§ Exercise inputs:
□ □ □ □ □ □ □

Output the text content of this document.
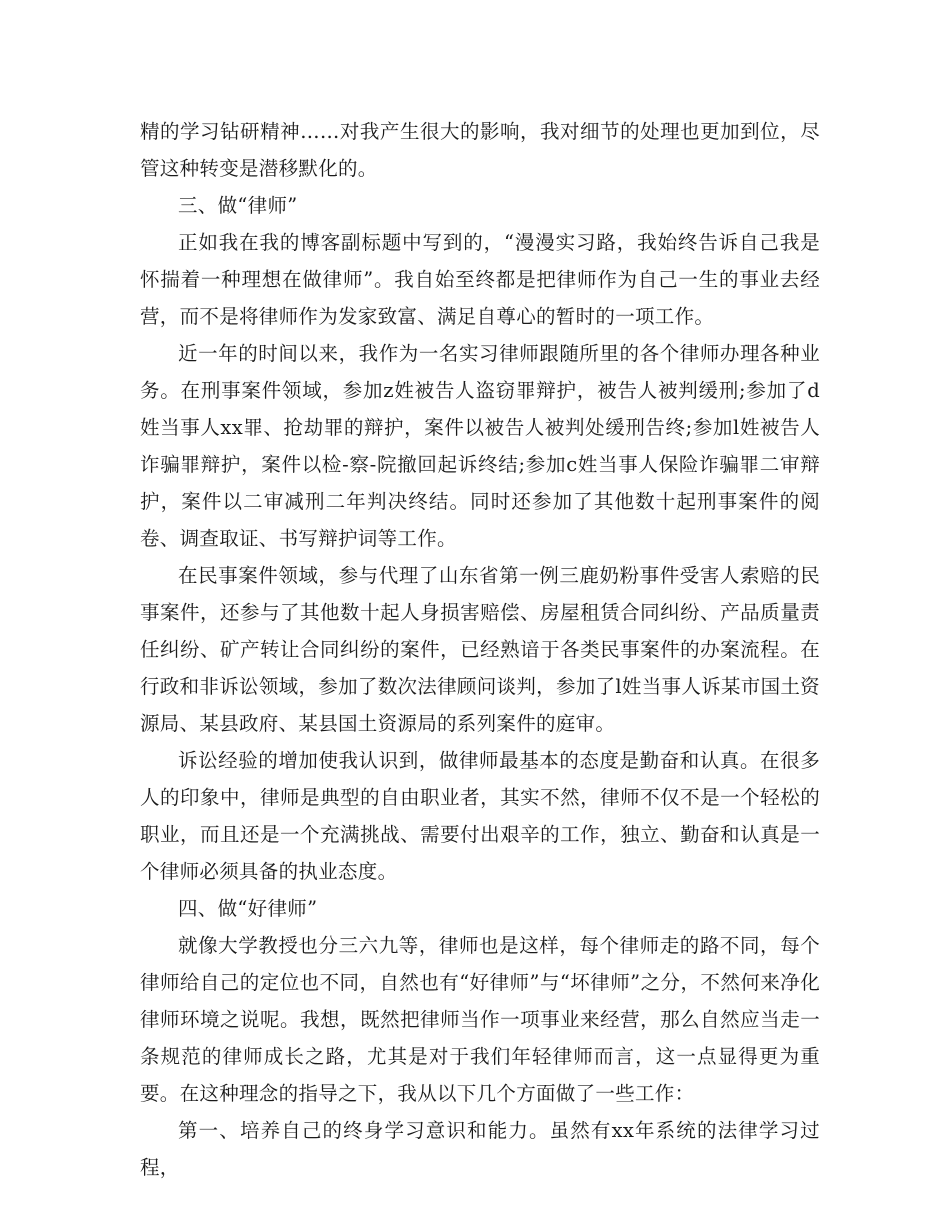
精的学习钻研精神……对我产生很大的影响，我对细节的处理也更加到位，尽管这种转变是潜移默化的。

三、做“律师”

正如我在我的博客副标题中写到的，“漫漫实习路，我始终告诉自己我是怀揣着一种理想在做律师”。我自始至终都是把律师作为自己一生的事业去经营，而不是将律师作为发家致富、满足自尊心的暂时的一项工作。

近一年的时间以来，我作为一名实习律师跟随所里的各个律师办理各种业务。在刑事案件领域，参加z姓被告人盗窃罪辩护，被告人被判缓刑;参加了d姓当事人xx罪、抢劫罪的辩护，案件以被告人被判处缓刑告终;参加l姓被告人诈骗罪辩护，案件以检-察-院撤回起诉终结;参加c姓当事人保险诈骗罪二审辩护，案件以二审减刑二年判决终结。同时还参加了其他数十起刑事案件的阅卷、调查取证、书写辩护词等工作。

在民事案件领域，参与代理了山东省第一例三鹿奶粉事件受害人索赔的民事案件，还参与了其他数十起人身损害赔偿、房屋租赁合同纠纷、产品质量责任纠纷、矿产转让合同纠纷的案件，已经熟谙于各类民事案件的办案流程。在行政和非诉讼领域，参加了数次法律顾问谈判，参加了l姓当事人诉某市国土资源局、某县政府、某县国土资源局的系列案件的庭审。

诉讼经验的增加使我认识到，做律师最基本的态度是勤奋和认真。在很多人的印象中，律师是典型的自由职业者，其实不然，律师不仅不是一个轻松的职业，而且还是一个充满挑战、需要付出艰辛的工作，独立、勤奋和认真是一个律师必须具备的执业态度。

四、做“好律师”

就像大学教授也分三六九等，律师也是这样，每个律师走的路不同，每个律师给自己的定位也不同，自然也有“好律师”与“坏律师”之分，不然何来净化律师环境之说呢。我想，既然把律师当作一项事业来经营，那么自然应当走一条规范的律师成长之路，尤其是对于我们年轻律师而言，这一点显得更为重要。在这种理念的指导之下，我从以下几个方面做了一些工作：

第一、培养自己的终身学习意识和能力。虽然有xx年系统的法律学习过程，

□ □ □ □ □ □ □

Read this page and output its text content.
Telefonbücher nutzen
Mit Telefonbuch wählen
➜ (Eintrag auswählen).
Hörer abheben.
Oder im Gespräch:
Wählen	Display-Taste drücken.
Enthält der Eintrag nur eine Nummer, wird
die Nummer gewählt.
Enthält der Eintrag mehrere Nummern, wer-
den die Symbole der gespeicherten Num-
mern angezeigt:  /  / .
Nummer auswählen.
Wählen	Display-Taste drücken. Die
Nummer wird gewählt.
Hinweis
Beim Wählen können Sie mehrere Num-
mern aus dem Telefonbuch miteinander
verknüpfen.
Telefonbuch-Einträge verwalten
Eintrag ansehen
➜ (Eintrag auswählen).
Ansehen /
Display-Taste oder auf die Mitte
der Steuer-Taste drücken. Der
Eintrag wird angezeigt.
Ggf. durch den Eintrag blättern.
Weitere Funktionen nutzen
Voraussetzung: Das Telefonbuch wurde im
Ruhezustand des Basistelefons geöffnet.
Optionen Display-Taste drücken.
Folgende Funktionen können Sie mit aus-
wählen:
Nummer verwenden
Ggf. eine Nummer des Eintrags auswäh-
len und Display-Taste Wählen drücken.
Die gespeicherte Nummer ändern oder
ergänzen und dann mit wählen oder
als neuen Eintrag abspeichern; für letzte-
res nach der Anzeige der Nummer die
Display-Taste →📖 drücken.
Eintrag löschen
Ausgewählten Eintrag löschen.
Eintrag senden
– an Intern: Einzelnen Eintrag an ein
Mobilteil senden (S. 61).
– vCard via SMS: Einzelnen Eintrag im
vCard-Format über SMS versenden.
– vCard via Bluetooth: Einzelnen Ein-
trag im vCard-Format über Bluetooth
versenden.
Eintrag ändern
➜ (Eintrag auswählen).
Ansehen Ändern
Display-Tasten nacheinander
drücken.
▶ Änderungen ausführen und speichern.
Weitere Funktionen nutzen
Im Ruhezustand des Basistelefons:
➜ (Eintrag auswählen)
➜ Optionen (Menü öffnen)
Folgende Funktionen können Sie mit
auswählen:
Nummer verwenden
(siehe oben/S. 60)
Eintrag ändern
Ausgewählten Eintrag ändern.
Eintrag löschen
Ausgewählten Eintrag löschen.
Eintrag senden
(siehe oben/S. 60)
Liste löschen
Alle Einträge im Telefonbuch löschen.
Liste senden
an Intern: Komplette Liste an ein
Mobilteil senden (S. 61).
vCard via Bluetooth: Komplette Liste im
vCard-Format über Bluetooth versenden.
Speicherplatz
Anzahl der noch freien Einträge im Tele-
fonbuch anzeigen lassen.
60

□ □ □ □ □ □ □

§ Task directions: Only the number is wanted: how many lines in the data include the word "Display"?

§ Answer in full: 7